*Records for the exercise*
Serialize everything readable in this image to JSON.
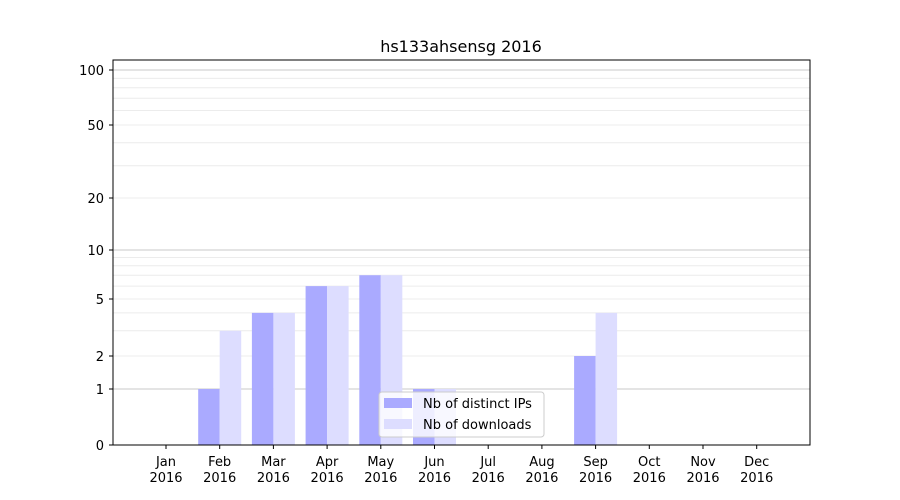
{
  "chart_data": {
    "type": "bar",
    "title": "hs133ahsensg 2016",
    "xlabel": "",
    "ylabel": "",
    "yscale": "symlog",
    "ylim": [
      0,
      110
    ],
    "yticks": [
      0,
      1,
      2,
      5,
      10,
      20,
      50,
      100
    ],
    "grid": true,
    "legend_position": "bottom-center",
    "categories": [
      "Jan\n2016",
      "Feb\n2016",
      "Mar\n2016",
      "Apr\n2016",
      "May\n2016",
      "Jun\n2016",
      "Jul\n2016",
      "Aug\n2016",
      "Sep\n2016",
      "Oct\n2016",
      "Nov\n2016",
      "Dec\n2016"
    ],
    "series": [
      {
        "name": "Nb of distinct IPs",
        "color": "#aaaaff",
        "values": [
          0,
          1,
          4,
          6,
          7,
          1,
          0,
          0,
          2,
          0,
          0,
          0
        ]
      },
      {
        "name": "Nb of downloads",
        "color": "#ddddff",
        "values": [
          0,
          3,
          4,
          6,
          7,
          1,
          0,
          0,
          4,
          0,
          0,
          0
        ]
      }
    ]
  }
}
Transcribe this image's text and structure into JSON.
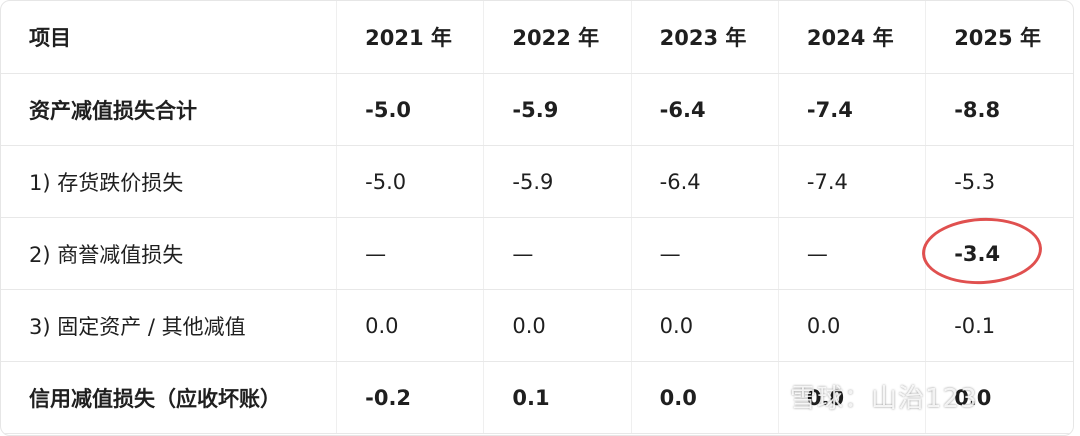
{
  "table": {
    "header": [
      "项目",
      "2021 年",
      "2022 年",
      "2023 年",
      "2024 年",
      "2025 年"
    ],
    "rows": [
      [
        "资产减值损失合计",
        "-5.0",
        "-5.9",
        "-6.4",
        "-7.4",
        "-8.8"
      ],
      [
        "1) 存货跌价损失",
        "-5.0",
        "-5.9",
        "-6.4",
        "-7.4",
        "-5.3"
      ],
      [
        "2) 商誉减值损失",
        "—",
        "—",
        "—",
        "—",
        "-3.4"
      ],
      [
        "3) 固定资产 / 其他减值",
        "0.0",
        "0.0",
        "0.0",
        "0.0",
        "-0.1"
      ],
      [
        "信用减值损失（应收坏账）",
        "-0.2",
        "0.1",
        "0.0",
        "0.0",
        "0.0"
      ]
    ]
  },
  "watermark": "雪球：山治123"
}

*Task statement*
Omit all pictures and write out, exactly, only the lines from the line containing "Transcribe this image's" through the last line of the entries above.

*Solution to the exercise*
Transcribe this image's text and structure into JSON.
{
  "table": {
    "header": [
      "项目",
      "2021 年",
      "2022 年",
      "2023 年",
      "2024 年",
      "2025 年"
    ],
    "rows": [
      [
        "资产减值损失合计",
        "-5.0",
        "-5.9",
        "-6.4",
        "-7.4",
        "-8.8"
      ],
      [
        "1) 存货跌价损失",
        "-5.0",
        "-5.9",
        "-6.4",
        "-7.4",
        "-5.3"
      ],
      [
        "2) 商誉减值损失",
        "—",
        "—",
        "—",
        "—",
        "-3.4"
      ],
      [
        "3) 固定资产 / 其他减值",
        "0.0",
        "0.0",
        "0.0",
        "0.0",
        "-0.1"
      ],
      [
        "信用减值损失（应收坏账）",
        "-0.2",
        "0.1",
        "0.0",
        "0.0",
        "0.0"
      ]
    ]
  },
  "watermark": "雪球：山治123"
}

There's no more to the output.